* **WRITTEN PROBLEM**
From the entries below, copy every line that holds the word "Legumes".

* **MATERIAL SHOWN**
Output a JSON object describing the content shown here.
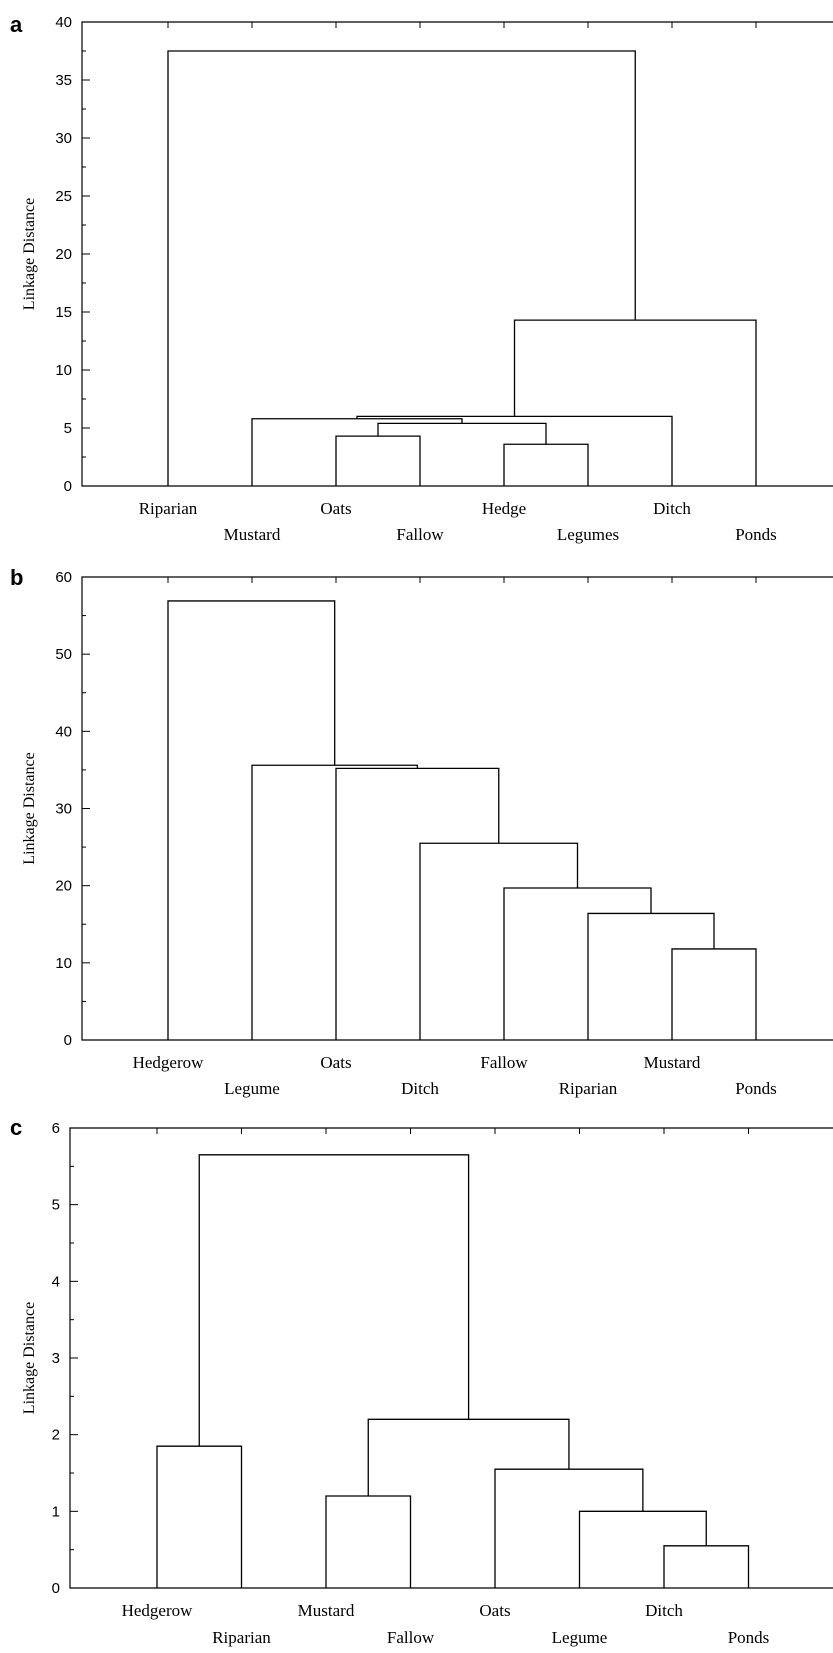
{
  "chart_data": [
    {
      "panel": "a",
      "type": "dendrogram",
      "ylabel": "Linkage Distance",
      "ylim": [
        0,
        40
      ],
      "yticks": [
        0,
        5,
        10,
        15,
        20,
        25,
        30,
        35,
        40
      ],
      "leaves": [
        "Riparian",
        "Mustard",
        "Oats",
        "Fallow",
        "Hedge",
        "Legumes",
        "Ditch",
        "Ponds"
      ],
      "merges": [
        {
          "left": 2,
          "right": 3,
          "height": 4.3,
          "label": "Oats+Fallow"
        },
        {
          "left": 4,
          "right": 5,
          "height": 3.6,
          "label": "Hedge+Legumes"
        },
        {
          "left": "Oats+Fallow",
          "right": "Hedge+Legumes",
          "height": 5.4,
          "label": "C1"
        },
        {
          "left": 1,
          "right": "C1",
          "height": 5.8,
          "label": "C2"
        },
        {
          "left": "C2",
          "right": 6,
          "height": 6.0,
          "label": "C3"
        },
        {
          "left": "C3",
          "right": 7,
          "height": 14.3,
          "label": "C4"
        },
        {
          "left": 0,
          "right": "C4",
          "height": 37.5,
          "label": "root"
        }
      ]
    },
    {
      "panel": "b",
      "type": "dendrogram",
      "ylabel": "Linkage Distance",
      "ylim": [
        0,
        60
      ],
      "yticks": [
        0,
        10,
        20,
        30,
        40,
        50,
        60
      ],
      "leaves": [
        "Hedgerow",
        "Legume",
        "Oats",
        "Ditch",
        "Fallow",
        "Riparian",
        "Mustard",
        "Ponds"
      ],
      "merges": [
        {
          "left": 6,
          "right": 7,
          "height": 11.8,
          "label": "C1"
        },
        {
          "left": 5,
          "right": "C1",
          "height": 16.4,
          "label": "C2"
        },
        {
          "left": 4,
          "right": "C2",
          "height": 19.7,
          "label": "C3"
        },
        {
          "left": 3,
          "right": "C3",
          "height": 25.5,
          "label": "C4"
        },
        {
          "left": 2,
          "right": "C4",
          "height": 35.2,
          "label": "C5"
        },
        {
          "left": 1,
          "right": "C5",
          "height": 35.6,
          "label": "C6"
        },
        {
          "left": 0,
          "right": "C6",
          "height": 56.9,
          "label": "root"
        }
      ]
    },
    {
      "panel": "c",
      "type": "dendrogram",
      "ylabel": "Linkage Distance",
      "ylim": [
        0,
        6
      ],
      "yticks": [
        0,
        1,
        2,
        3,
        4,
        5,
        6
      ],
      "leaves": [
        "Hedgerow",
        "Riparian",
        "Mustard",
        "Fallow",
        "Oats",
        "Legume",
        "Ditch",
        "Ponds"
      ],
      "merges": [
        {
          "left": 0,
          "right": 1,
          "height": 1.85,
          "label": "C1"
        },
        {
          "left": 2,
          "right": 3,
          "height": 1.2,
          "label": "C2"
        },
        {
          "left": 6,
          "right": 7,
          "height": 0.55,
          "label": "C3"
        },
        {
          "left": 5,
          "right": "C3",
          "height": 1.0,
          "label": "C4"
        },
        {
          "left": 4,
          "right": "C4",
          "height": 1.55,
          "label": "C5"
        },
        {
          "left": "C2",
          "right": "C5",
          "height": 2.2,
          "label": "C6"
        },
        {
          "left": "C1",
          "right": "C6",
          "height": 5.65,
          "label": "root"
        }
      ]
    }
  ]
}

* * *

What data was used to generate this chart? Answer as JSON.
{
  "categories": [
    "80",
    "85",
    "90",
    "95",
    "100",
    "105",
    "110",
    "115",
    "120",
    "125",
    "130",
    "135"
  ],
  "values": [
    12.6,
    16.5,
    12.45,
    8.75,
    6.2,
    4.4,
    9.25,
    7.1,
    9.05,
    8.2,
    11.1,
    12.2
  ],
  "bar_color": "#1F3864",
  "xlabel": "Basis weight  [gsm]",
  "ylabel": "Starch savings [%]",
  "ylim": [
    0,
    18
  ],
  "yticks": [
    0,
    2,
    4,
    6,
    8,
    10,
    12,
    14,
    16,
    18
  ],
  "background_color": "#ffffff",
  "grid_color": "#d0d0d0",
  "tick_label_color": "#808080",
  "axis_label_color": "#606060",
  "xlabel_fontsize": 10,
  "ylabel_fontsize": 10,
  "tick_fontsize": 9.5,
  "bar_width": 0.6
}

* **EXERCISE RESULT**
        "Legumes",
          "label": "Hedge+Legumes"
          "right": "Hedge+Legumes",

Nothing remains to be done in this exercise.